What to do: All of the lines below are to be printed again exactly; images are excluded from the output.

[begin Excerpted records]

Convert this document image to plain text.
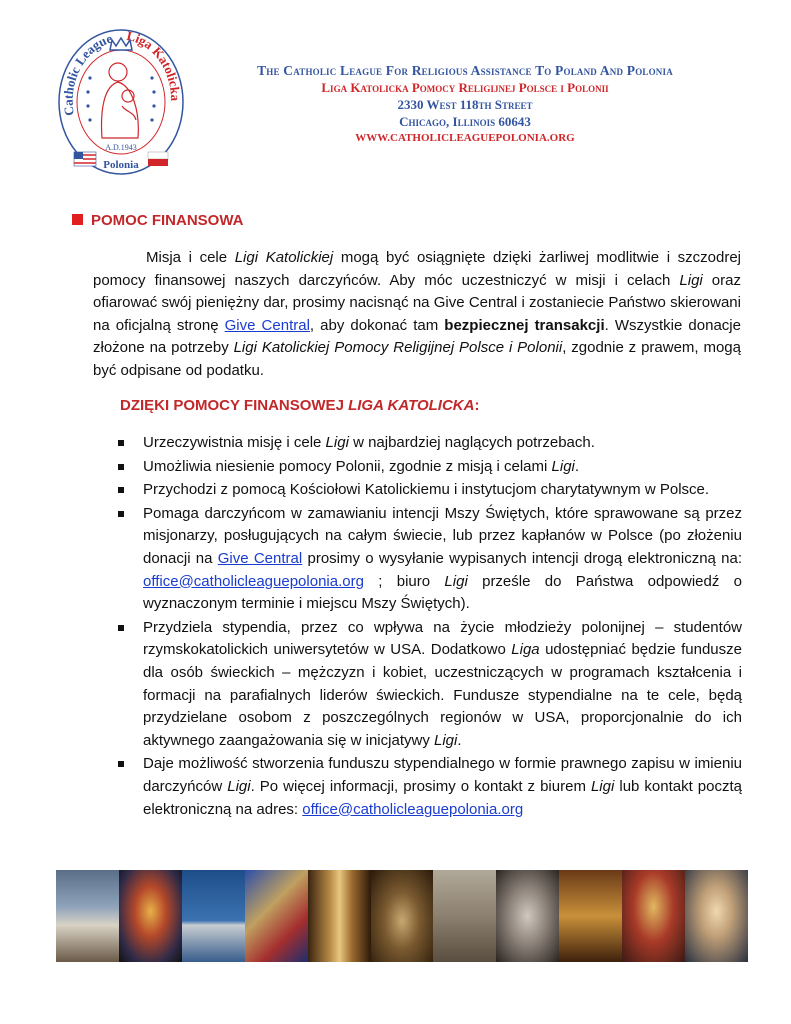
Catholic League Liga Katolicka
A.D.1943
Polonia
The Catholic League For Religious Assistance To Poland And Polonia
Liga Katolicka Pomocy Religijnej Polsce i Polonii
2330 West 118th Street
Chicago, Illinois 60643
WWW.CATHOLICLEAGUEPOLONIA.ORG
POMOC FINANSOWA
Misja i cele Ligi Katolickiej mogą być osiągnięte dzięki żarliwej modlitwie i szczodrej pomocy finansowej naszych darczyńców. Aby móc uczestniczyć w misji i celach Ligi oraz ofiarować swój pieniężny dar, prosimy nacisnąć na Give Central i zostaniecie Państwo skierowani na oficjalną stronę Give Central, aby dokonać tam bezpiecznej transakcji. Wszystkie donacje złożone na potrzeby Ligi Katolickiej Pomocy Religijnej Polsce i Polonii, zgodnie z prawem, mogą być odpisane od podatku.
DZIĘKI POMOCY FINANSOWEJ LIGA KATOLICKA:
Urzeczywistnia misję i cele Ligi w najbardziej naglących potrzebach.
Umożliwia niesienie pomocy Polonii, zgodnie z misją i celami Ligi.
Przychodzi z pomocą Kościołowi Katolickiemu i instytucjom charytatywnym w Polsce.
Pomaga darczyńcom w zamawianiu intencji Mszy Świętych, które sprawowane są przez misjonarzy, posługujących na całym świecie, lub przez kapłanów w Polsce (po złożeniu donacji na Give Central prosimy o wysyłanie wypisanych intencji drogą elektroniczną na: office@catholicleaguepolonia.org ; biuro Ligi prześle do Państwa odpowiedź o wyznaczonym terminie i miejscu Mszy Świętych).
Przydziela stypendia, przez co wpływa na życie młodzieży polonijnej – studentów rzymskokatolickich uniwersytetów w USA. Dodatkowo Liga udostępniać będzie fundusze dla osób świeckich – mężczyzn i kobiet, uczestniczących w programach kształcenia i formacji na parafialnych liderów świeckich. Fundusze stypendialne na te cele, będą przydzielane osobom z poszczególnych regionów w USA, proporcjonalnie do ich aktywnego zaangażowania się w inicjatywy Ligi.
Daje możliwość stworzenia funduszu stypendialnego w formie prawnego zapisu w imieniu darczyńców Ligi. Po więcej informacji, prosimy o kontakt z biurem Ligi lub kontakt pocztą elektroniczną na adres: office@catholicleaguepolonia.org
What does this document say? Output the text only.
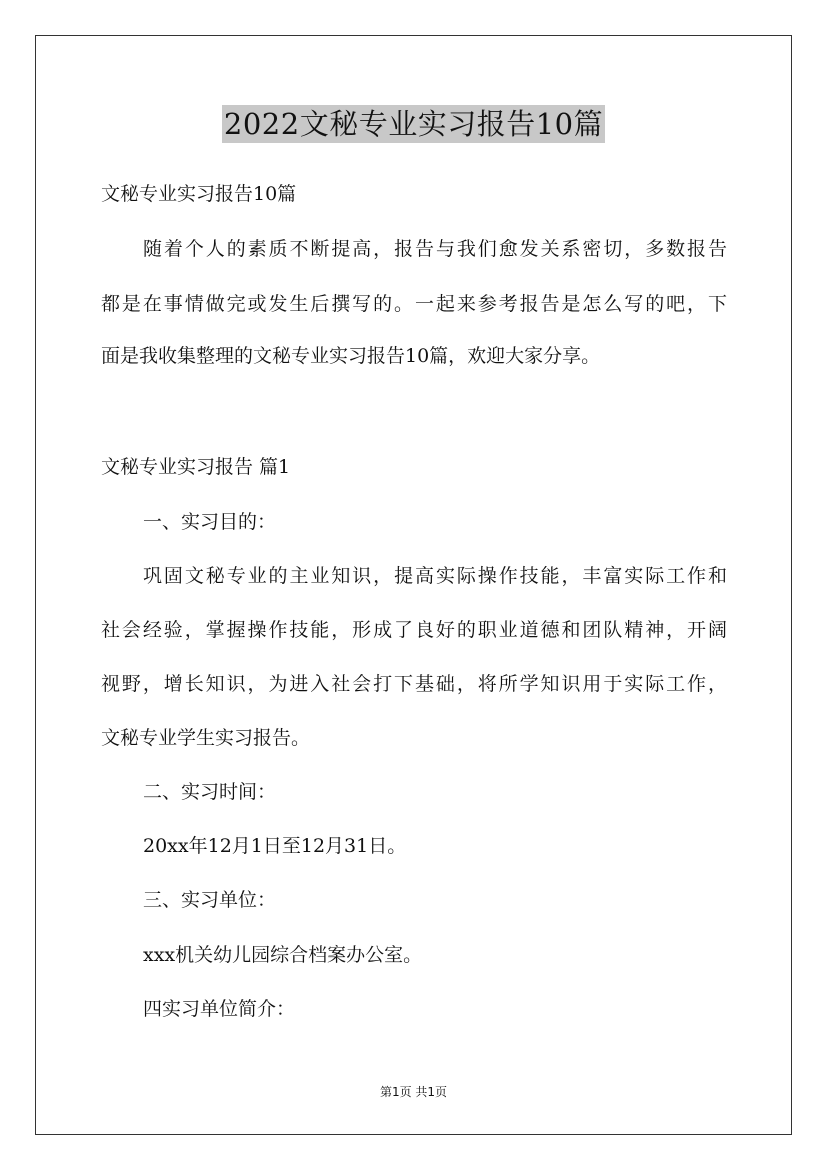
2022文秘专业实习报告10篇

文秘专业实习报告10篇

随着个人的素质不断提高，报告与我们愈发关系密切，多数报告

都是在事情做完或发生后撰写的。一起来参考报告是怎么写的吧，下

面是我收集整理的文秘专业实习报告10篇，欢迎大家分享。

文秘专业实习报告 篇1

一、实习目的：

巩固文秘专业的主业知识，提高实际操作技能，丰富实际工作和

社会经验，掌握操作技能，形成了良好的职业道德和团队精神，开阔

视野，增长知识，为进入社会打下基础，将所学知识用于实际工作，

文秘专业学生实习报告。

二、实习时间：

20xx年12月1日至12月31日。

三、实习单位：

xxx机关幼儿园综合档案办公室。

四实习单位简介：

第1页 共1页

[end Excerpted records]

Finished task:
Convert this document image to plain text.
Catholic League Liga Katolicka
A.D.1943
Polonia
The Catholic League For Religious Assistance To Poland And Polonia
Liga Katolicka Pomocy Religijnej Polsce i Polonii
2330 West 118th Street
Chicago, Illinois 60643
WWW.CATHOLICLEAGUEPOLONIA.ORG
POMOC FINANSOWA
Misja i cele Ligi Katolickiej mogą być osiągnięte dzięki żarliwej modlitwie i szczodrej pomocy finansowej naszych darczyńców. Aby móc uczestniczyć w misji i celach Ligi oraz ofiarować swój pieniężny dar, prosimy nacisnąć na Give Central i zostaniecie Państwo skierowani na oficjalną stronę Give Central, aby dokonać tam bezpiecznej transakcji. Wszystkie donacje złożone na potrzeby Ligi Katolickiej Pomocy Religijnej Polsce i Polonii, zgodnie z prawem, mogą być odpisane od podatku.
DZIĘKI POMOCY FINANSOWEJ LIGA KATOLICKA:
Urzeczywistnia misję i cele Ligi w najbardziej naglących potrzebach.
Umożliwia niesienie pomocy Polonii, zgodnie z misją i celami Ligi.
Przychodzi z pomocą Kościołowi Katolickiemu i instytucjom charytatywnym w Polsce.
Pomaga darczyńcom w zamawianiu intencji Mszy Świętych, które sprawowane są przez misjonarzy, posługujących na całym świecie, lub przez kapłanów w Polsce (po złożeniu donacji na Give Central prosimy o wysyłanie wypisanych intencji drogą elektroniczną na: office@catholicleaguepolonia.org ; biuro Ligi prześle do Państwa odpowiedź o wyznaczonym terminie i miejscu Mszy Świętych).
Przydziela stypendia, przez co wpływa na życie młodzieży polonijnej – studentów rzymskokatolickich uniwersytetów w USA. Dodatkowo Liga udostępniać będzie fundusze dla osób świeckich – mężczyzn i kobiet, uczestniczących w programach kształcenia i formacji na parafialnych liderów świeckich. Fundusze stypendialne na te cele, będą przydzielane osobom z poszczególnych regionów w USA, proporcjonalnie do ich aktywnego zaangażowania się w inicjatywy Ligi.
Daje możliwość stworzenia funduszu stypendialnego w formie prawnego zapisu w imieniu darczyńców Ligi. Po więcej informacji, prosimy o kontakt z biurem Ligi lub kontakt pocztą elektroniczną na adres: office@catholicleaguepolonia.org
What does this document say? Output the text only.
2022文秘专业实习报告10篇

文秘专业实习报告10篇

随着个人的素质不断提高，报告与我们愈发关系密切，多数报告

都是在事情做完或发生后撰写的。一起来参考报告是怎么写的吧，下

面是我收集整理的文秘专业实习报告10篇，欢迎大家分享。

文秘专业实习报告 篇1

一、实习目的：

巩固文秘专业的主业知识，提高实际操作技能，丰富实际工作和

社会经验，掌握操作技能，形成了良好的职业道德和团队精神，开阔

视野，增长知识，为进入社会打下基础，将所学知识用于实际工作，

文秘专业学生实习报告。

二、实习时间：

20xx年12月1日至12月31日。

三、实习单位：

xxx机关幼儿园综合档案办公室。

四实习单位简介：

第1页 共1页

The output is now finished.